Source data:

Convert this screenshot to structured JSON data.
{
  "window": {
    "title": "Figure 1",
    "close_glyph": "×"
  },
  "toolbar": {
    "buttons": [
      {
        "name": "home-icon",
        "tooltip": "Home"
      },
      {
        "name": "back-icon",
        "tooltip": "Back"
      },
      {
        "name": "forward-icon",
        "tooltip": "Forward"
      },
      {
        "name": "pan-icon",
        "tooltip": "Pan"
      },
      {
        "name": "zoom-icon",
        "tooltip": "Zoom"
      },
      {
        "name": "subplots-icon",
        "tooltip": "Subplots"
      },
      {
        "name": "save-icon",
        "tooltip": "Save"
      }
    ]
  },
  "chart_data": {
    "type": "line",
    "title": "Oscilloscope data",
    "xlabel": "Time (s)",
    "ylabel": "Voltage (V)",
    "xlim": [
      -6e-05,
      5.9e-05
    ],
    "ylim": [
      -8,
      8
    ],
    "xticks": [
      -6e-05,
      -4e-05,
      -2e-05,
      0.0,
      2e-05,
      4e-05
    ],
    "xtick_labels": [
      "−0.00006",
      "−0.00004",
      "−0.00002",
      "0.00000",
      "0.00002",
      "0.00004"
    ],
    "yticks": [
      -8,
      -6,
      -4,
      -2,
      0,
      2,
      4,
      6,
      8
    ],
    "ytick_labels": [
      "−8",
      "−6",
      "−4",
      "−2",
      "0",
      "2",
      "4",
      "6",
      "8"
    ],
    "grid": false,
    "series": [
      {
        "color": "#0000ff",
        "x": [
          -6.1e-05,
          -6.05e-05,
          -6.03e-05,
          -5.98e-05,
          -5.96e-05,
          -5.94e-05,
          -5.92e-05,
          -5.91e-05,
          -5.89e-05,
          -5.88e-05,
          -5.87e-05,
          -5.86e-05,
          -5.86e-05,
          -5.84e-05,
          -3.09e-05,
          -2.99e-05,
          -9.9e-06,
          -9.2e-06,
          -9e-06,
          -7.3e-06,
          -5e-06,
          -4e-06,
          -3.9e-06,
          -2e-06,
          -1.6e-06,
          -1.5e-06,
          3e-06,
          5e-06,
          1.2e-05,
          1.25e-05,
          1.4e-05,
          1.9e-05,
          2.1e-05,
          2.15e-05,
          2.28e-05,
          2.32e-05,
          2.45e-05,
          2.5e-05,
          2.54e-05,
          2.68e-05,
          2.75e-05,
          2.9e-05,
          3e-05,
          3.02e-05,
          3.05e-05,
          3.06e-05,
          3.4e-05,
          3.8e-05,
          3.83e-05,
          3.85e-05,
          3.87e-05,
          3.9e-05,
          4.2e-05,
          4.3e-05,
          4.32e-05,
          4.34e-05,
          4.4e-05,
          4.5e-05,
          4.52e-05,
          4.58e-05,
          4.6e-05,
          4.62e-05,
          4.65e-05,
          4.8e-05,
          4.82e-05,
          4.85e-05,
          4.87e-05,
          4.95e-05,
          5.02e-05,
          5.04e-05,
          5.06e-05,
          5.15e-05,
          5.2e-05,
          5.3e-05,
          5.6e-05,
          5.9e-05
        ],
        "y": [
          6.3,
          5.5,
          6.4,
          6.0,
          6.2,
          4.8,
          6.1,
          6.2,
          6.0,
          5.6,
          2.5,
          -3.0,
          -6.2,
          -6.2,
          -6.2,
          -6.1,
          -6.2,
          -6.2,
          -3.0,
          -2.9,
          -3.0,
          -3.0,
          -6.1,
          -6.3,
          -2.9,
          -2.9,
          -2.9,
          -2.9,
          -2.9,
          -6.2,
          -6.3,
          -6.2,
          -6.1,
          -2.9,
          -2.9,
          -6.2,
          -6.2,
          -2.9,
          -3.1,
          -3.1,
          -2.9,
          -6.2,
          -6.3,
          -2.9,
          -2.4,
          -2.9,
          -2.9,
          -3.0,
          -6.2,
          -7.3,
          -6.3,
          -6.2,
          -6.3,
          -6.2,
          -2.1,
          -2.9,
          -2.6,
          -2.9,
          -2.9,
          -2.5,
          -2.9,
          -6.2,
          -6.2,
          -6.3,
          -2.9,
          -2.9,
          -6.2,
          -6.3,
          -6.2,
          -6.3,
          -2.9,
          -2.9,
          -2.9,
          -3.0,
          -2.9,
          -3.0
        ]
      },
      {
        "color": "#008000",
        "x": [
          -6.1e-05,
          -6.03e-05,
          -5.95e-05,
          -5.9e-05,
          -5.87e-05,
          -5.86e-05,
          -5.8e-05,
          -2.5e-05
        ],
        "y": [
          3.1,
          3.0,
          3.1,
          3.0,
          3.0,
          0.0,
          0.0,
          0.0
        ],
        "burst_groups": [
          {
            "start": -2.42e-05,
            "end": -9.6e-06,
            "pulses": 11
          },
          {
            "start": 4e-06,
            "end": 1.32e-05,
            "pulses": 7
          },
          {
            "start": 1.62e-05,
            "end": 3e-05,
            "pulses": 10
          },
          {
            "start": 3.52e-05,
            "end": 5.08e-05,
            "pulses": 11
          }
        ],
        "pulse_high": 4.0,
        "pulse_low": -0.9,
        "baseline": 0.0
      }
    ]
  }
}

DIRECTIVE:
Where a line of the material above holds the string "title", copy that line.

ANSWER FOR THE TASK:
    "title": "Figure 1",
    "title": "Oscilloscope data",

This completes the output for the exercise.